[Saved entries]

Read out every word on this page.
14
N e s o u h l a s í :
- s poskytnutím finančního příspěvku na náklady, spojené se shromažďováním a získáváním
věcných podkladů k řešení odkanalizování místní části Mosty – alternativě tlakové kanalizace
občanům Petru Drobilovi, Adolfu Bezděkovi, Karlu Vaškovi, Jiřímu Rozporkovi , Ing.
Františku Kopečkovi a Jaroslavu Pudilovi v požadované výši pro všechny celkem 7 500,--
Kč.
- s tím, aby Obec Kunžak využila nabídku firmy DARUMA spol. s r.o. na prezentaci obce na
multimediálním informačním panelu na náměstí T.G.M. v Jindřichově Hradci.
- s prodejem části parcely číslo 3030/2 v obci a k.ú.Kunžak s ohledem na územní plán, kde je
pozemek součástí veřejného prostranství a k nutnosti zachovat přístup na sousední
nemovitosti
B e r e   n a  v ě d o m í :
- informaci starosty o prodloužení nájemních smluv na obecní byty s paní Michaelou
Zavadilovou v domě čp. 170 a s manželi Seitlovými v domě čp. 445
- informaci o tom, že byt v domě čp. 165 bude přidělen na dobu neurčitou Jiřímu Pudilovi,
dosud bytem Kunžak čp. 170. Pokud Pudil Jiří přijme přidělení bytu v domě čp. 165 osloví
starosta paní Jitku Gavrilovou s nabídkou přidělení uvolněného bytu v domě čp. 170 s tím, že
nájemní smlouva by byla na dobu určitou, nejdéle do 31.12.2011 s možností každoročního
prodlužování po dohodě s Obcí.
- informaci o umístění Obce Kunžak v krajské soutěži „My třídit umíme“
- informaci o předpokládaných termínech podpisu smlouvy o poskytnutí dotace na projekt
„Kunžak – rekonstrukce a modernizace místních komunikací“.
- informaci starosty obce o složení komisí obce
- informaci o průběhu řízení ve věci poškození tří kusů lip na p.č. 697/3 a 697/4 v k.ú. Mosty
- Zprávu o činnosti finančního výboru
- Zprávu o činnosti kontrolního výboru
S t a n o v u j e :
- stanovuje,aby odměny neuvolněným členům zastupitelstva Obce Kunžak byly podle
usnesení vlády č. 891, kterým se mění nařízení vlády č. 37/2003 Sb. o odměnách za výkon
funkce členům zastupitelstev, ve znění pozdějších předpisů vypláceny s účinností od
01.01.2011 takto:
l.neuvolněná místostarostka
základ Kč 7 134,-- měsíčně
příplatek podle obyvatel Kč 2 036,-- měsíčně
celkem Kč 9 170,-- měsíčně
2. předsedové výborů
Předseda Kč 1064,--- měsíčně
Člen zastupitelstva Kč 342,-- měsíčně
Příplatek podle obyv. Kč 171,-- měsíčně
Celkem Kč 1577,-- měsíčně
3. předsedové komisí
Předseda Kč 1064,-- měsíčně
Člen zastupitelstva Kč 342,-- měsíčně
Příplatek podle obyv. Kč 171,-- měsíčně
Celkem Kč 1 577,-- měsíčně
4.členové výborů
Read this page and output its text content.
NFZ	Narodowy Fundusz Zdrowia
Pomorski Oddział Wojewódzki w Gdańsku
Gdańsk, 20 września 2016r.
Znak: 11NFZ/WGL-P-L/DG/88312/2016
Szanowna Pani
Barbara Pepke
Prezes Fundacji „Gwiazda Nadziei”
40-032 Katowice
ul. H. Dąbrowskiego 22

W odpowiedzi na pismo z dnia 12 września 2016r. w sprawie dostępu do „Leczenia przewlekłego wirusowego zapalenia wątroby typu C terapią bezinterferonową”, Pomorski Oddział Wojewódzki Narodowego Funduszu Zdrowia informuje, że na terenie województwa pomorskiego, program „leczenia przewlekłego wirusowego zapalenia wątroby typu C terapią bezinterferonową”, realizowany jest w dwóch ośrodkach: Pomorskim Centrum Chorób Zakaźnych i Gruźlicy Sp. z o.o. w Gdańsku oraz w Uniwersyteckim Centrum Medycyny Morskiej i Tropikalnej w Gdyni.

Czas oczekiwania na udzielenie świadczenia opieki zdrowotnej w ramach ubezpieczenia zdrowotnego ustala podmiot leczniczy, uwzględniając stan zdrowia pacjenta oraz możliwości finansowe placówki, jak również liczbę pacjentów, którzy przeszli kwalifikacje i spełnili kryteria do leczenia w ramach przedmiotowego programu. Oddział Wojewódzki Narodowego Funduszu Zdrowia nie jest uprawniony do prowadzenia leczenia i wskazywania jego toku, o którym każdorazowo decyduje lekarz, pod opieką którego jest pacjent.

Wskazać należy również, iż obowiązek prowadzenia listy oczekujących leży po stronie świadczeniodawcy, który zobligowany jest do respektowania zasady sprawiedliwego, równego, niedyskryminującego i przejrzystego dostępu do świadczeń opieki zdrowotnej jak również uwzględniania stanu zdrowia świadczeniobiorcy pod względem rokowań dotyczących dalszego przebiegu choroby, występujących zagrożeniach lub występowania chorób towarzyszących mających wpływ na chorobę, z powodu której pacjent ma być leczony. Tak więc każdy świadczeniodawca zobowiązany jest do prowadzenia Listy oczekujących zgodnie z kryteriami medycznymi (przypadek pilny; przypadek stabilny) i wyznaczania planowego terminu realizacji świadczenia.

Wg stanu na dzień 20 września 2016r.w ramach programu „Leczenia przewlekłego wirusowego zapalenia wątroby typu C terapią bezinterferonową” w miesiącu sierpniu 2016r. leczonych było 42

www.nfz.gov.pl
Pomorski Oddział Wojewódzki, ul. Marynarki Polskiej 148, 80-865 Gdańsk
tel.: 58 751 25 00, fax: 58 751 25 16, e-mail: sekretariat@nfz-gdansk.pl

_TASK TO CARRY OUT:_
Check each line of the records above for "měsíčně", and copy those that have it.

_ANSWER TO THE PROBLEM:_
základ Kč 7 134,-- měsíčně
příplatek podle obyvatel Kč 2 036,-- měsíčně
celkem Kč 9 170,-- měsíčně
Předseda Kč 1064,--- měsíčně
Člen zastupitelstva Kč 342,-- měsíčně
Příplatek podle obyv. Kč 171,-- měsíčně
Celkem Kč 1577,-- měsíčně
Předseda Kč 1064,-- měsíčně
Člen zastupitelstva Kč 342,-- měsíčně
Příplatek podle obyv. Kč 171,-- měsíčně
Celkem Kč 1 577,-- měsíčně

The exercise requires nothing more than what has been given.